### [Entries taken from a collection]

•••

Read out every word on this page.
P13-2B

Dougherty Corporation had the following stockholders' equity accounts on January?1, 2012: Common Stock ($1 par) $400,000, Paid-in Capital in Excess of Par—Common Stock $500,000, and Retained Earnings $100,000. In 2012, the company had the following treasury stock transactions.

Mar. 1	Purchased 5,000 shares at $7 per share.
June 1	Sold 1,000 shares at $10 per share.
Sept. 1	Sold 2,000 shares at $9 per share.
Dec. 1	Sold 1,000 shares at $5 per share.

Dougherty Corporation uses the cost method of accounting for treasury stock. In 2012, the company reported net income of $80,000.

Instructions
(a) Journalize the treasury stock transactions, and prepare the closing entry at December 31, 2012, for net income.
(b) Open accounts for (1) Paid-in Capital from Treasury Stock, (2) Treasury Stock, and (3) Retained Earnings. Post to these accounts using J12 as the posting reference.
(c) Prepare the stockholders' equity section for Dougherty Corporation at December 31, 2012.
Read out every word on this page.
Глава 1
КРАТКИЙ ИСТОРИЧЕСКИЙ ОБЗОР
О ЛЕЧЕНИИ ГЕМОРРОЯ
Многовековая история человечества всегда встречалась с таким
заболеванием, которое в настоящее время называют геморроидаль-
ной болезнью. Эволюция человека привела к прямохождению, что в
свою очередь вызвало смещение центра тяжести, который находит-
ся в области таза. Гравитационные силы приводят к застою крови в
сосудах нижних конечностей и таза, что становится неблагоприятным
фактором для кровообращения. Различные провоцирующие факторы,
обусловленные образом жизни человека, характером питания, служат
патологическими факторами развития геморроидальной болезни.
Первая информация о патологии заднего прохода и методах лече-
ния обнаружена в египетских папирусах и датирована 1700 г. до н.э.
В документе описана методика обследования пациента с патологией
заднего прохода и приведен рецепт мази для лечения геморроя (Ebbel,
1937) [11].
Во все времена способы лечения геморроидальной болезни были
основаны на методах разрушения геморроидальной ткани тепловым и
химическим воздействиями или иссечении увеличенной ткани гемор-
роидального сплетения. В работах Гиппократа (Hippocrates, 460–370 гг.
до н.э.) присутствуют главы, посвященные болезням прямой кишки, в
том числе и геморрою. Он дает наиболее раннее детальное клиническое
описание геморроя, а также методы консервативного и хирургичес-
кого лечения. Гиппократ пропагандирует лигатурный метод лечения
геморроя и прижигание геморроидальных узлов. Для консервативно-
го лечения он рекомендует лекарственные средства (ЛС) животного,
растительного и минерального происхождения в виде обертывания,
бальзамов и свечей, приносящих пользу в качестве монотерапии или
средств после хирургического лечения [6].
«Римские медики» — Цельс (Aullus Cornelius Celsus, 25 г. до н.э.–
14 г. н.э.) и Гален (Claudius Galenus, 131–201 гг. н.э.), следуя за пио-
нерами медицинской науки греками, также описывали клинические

•••

Would you restate each of the entries word for word?

### [OUTPUT FOR THIS TASK]
Read out every word on this page.
P13-2B

Dougherty Corporation had the following stockholders' equity accounts on January?1, 2012: Common Stock ($1 par) $400,000, Paid-in Capital in Excess of Par—Common Stock $500,000, and Retained Earnings $100,000. In 2012, the company had the following treasury stock transactions.

Mar. 1	Purchased 5,000 shares at $7 per share.
June 1	Sold 1,000 shares at $10 per share.
Sept. 1	Sold 2,000 shares at $9 per share.
Dec. 1	Sold 1,000 shares at $5 per share.

Dougherty Corporation uses the cost method of accounting for treasury stock. In 2012, the company reported net income of $80,000.

Instructions
(a) Journalize the treasury stock transactions, and prepare the closing entry at December 31, 2012, for net income.
(b) Open accounts for (1) Paid-in Capital from Treasury Stock, (2) Treasury Stock, and (3) Retained Earnings. Post to these accounts using J12 as the posting reference.
(c) Prepare the stockholders' equity section for Dougherty Corporation at December 31, 2012.
Read out every word on this page.
Глава 1
КРАТКИЙ ИСТОРИЧЕСКИЙ ОБЗОР
О ЛЕЧЕНИИ ГЕМОРРОЯ
Многовековая история человечества всегда встречалась с таким
заболеванием, которое в настоящее время называют геморроидаль-
ной болезнью. Эволюция человека привела к прямохождению, что в
свою очередь вызвало смещение центра тяжести, который находит-
ся в области таза. Гравитационные силы приводят к застою крови в
сосудах нижних конечностей и таза, что становится неблагоприятным
фактором для кровообращения. Различные провоцирующие факторы,
обусловленные образом жизни человека, характером питания, служат
патологическими факторами развития геморроидальной болезни.
Первая информация о патологии заднего прохода и методах лече-
ния обнаружена в египетских папирусах и датирована 1700 г. до н.э.
В документе описана методика обследования пациента с патологией
заднего прохода и приведен рецепт мази для лечения геморроя (Ebbel,
1937) [11].
Во все времена способы лечения геморроидальной болезни были
основаны на методах разрушения геморроидальной ткани тепловым и
химическим воздействиями или иссечении увеличенной ткани гемор-
роидального сплетения. В работах Гиппократа (Hippocrates, 460–370 гг.
до н.э.) присутствуют главы, посвященные болезням прямой кишки, в
том числе и геморрою. Он дает наиболее раннее детальное клиническое
описание геморроя, а также методы консервативного и хирургичес-
кого лечения. Гиппократ пропагандирует лигатурный метод лечения
геморроя и прижигание геморроидальных узлов. Для консервативно-
го лечения он рекомендует лекарственные средства (ЛС) животного,
растительного и минерального происхождения в виде обертывания,
бальзамов и свечей, приносящих пользу в качестве монотерапии или
средств после хирургического лечения [6].
«Римские медики» — Цельс (Aullus Cornelius Celsus, 25 г. до н.э.–
14 г. н.э.) и Гален (Claudius Galenus, 131–201 гг. н.э.), следуя за пио-
нерами медицинской науки греками, также описывали клинические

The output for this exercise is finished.